THE REQUEST —
Could you reproduce, word for word, every row from the one containing "I need the location" to the one containing "question-line-10: 10、万以内的数在读数和写数时，都要从( )位起。读数时万位", with both of those rows included?

### EXTRACTED RECORDS

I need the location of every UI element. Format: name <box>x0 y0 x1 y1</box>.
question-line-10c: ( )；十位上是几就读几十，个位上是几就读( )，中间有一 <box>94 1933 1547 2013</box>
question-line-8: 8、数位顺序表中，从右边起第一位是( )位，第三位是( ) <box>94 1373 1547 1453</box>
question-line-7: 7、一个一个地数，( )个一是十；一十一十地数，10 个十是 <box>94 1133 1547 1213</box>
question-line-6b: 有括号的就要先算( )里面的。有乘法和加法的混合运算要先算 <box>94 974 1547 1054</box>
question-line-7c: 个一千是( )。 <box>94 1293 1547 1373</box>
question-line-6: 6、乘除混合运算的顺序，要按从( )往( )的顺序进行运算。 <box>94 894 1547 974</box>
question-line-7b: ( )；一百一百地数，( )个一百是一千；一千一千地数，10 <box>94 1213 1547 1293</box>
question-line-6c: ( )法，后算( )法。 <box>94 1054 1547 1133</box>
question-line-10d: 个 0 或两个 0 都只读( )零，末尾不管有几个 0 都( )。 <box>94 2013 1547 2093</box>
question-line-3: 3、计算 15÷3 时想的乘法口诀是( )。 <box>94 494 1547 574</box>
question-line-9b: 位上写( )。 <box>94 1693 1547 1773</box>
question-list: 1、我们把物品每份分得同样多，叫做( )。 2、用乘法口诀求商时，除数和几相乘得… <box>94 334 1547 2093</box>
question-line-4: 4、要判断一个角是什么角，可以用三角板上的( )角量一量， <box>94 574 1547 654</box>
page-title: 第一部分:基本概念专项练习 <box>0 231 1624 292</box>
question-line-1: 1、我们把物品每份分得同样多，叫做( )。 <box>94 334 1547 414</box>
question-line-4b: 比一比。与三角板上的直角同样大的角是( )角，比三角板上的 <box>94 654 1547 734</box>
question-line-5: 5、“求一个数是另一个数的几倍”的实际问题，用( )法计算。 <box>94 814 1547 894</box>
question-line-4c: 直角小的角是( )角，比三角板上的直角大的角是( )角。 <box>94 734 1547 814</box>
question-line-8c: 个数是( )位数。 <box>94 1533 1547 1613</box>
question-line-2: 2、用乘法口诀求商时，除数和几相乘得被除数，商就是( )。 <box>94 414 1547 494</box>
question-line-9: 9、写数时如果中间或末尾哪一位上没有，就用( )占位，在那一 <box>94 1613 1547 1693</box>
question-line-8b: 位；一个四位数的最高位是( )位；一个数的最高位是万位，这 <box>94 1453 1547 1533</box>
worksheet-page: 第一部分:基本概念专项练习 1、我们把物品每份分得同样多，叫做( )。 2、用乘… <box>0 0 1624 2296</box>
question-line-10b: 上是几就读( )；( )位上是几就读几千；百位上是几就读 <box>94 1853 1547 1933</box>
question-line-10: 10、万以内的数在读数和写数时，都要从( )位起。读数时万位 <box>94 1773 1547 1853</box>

######
### EXTRACTED RECORDS

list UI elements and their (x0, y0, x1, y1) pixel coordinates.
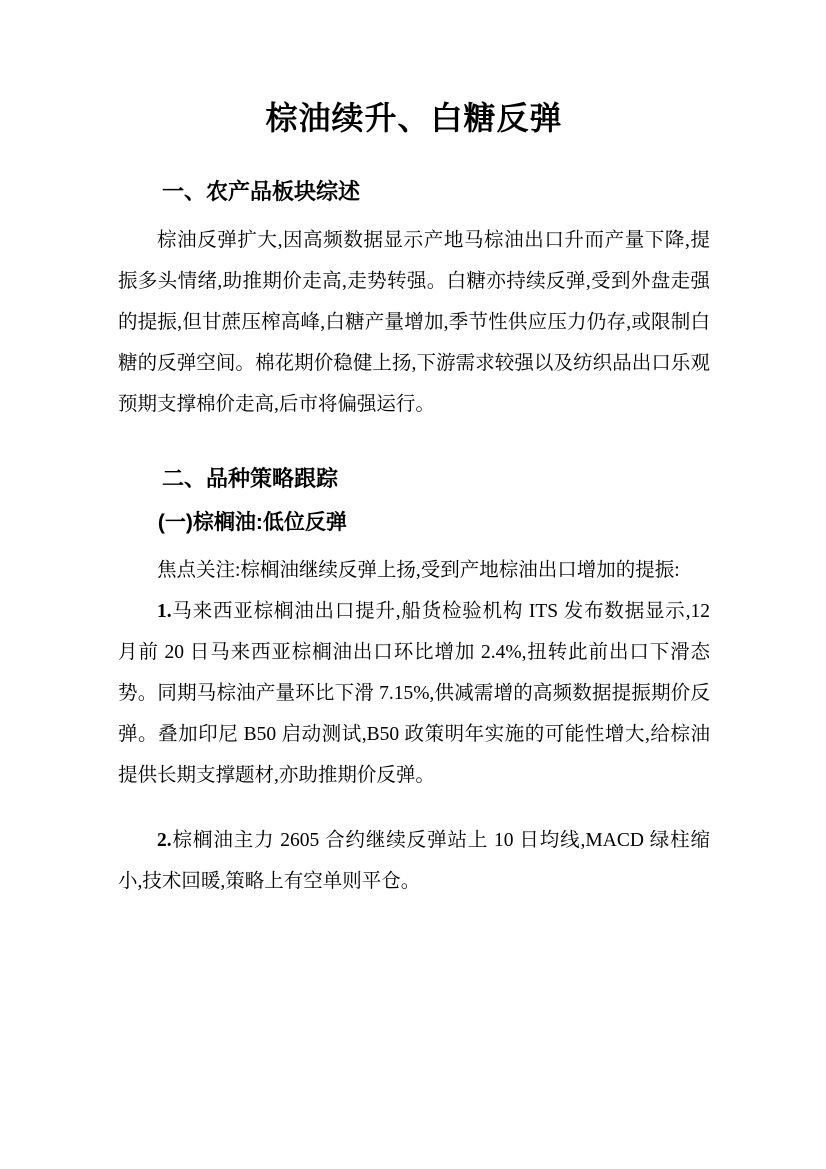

######

COMPLETE ANSWER —
I need the location of every UI element. Format: name <box>x0 y0 x1 y1</box>.
question-line-10c: ( )；十位上是几就读几十，个位上是几就读( )，中间有一 <box>94 1933 1547 2013</box>
question-line-8: 8、数位顺序表中，从右边起第一位是( )位，第三位是( ) <box>94 1373 1547 1453</box>
question-line-7: 7、一个一个地数，( )个一是十；一十一十地数，10 个十是 <box>94 1133 1547 1213</box>
question-line-6b: 有括号的就要先算( )里面的。有乘法和加法的混合运算要先算 <box>94 974 1547 1054</box>
question-line-7c: 个一千是( )。 <box>94 1293 1547 1373</box>
question-line-6: 6、乘除混合运算的顺序，要按从( )往( )的顺序进行运算。 <box>94 894 1547 974</box>
question-line-7b: ( )；一百一百地数，( )个一百是一千；一千一千地数，10 <box>94 1213 1547 1293</box>
question-line-6c: ( )法，后算( )法。 <box>94 1054 1547 1133</box>
question-line-10d: 个 0 或两个 0 都只读( )零，末尾不管有几个 0 都( )。 <box>94 2013 1547 2093</box>
question-line-3: 3、计算 15÷3 时想的乘法口诀是( )。 <box>94 494 1547 574</box>
question-line-9b: 位上写( )。 <box>94 1693 1547 1773</box>
question-list: 1、我们把物品每份分得同样多，叫做( )。 2、用乘法口诀求商时，除数和几相乘得… <box>94 334 1547 2093</box>
question-line-4: 4、要判断一个角是什么角，可以用三角板上的( )角量一量， <box>94 574 1547 654</box>
page-title: 第一部分:基本概念专项练习 <box>0 231 1624 292</box>
question-line-1: 1、我们把物品每份分得同样多，叫做( )。 <box>94 334 1547 414</box>
question-line-4b: 比一比。与三角板上的直角同样大的角是( )角，比三角板上的 <box>94 654 1547 734</box>
question-line-5: 5、“求一个数是另一个数的几倍”的实际问题，用( )法计算。 <box>94 814 1547 894</box>
question-line-4c: 直角小的角是( )角，比三角板上的直角大的角是( )角。 <box>94 734 1547 814</box>
question-line-8c: 个数是( )位数。 <box>94 1533 1547 1613</box>
question-line-2: 2、用乘法口诀求商时，除数和几相乘得被除数，商就是( )。 <box>94 414 1547 494</box>
question-line-9: 9、写数时如果中间或末尾哪一位上没有，就用( )占位，在那一 <box>94 1613 1547 1693</box>
question-line-8b: 位；一个四位数的最高位是( )位；一个数的最高位是万位，这 <box>94 1453 1547 1533</box>
worksheet-page: 第一部分:基本概念专项练习 1、我们把物品每份分得同样多，叫做( )。 2、用乘… <box>0 0 1624 2296</box>
question-line-10b: 上是几就读( )；( )位上是几就读几千；百位上是几就读 <box>94 1853 1547 1933</box>
question-line-10: 10、万以内的数在读数和写数时，都要从( )位起。读数时万位 <box>94 1773 1547 1853</box>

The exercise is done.